Written exercise ▸
Please set down all the lines beneath this one exactly, without the pictures.

Extracted records ▸
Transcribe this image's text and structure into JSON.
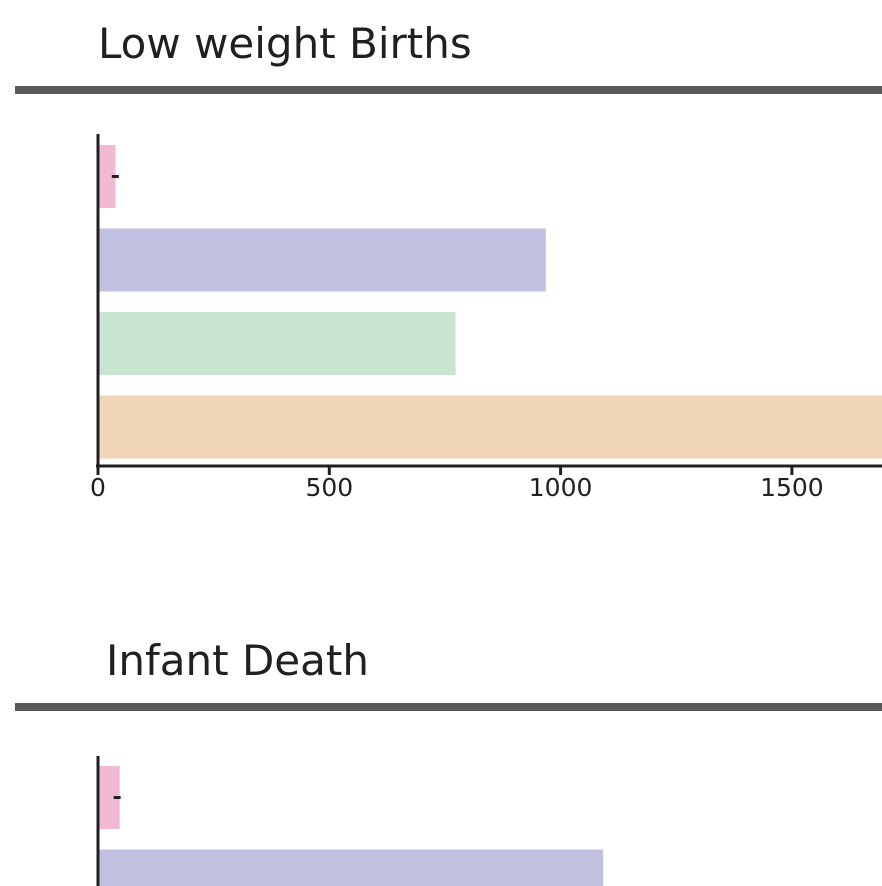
{
  "chart_data": [
    {
      "type": "bar",
      "orientation": "horizontal",
      "title": "Low weight Births",
      "xlim": [
        0,
        1700
      ],
      "xticks": [
        "0",
        "500",
        "1000",
        "1500"
      ],
      "categories": [
        "",
        "",
        "",
        ""
      ],
      "values": [
        38,
        968,
        773,
        1700
      ],
      "error_marks": [
        45,
        null,
        null,
        null
      ],
      "colors": [
        "#f2b9d5",
        "#c0c1e0",
        "#c8e5d1",
        "#f2d6b8"
      ],
      "grid": false,
      "legend": "none"
    },
    {
      "type": "bar",
      "orientation": "horizontal",
      "title": "Infant Death",
      "xlim": [
        0,
        1700
      ],
      "xticks": [],
      "categories": [
        "",
        ""
      ],
      "values": [
        47,
        1092
      ],
      "error_marks": [
        49,
        null
      ],
      "colors": [
        "#f2b9d5",
        "#c0c1e0"
      ],
      "grid": false,
      "legend": "none"
    }
  ],
  "theme": {
    "rule_color": "#58595b",
    "axis_color": "#231f20"
  }
}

Exercise result ▸
Transcribe this image's text and structure into JSON.
{
  "chart_data": [
    {
      "type": "bar",
      "orientation": "horizontal",
      "title": "Low weight Births",
      "xlim": [
        0,
        1700
      ],
      "xticks": [
        "0",
        "500",
        "1000",
        "1500"
      ],
      "categories": [
        "",
        "",
        "",
        ""
      ],
      "values": [
        38,
        968,
        773,
        1700
      ],
      "error_marks": [
        45,
        null,
        null,
        null
      ],
      "colors": [
        "#f2b9d5",
        "#c0c1e0",
        "#c8e5d1",
        "#f2d6b8"
      ],
      "grid": false,
      "legend": "none"
    },
    {
      "type": "bar",
      "orientation": "horizontal",
      "title": "Infant Death",
      "xlim": [
        0,
        1700
      ],
      "xticks": [],
      "categories": [
        "",
        ""
      ],
      "values": [
        47,
        1092
      ],
      "error_marks": [
        49,
        null
      ],
      "colors": [
        "#f2b9d5",
        "#c0c1e0"
      ],
      "grid": false,
      "legend": "none"
    }
  ],
  "theme": {
    "rule_color": "#58595b",
    "axis_color": "#231f20"
  }
}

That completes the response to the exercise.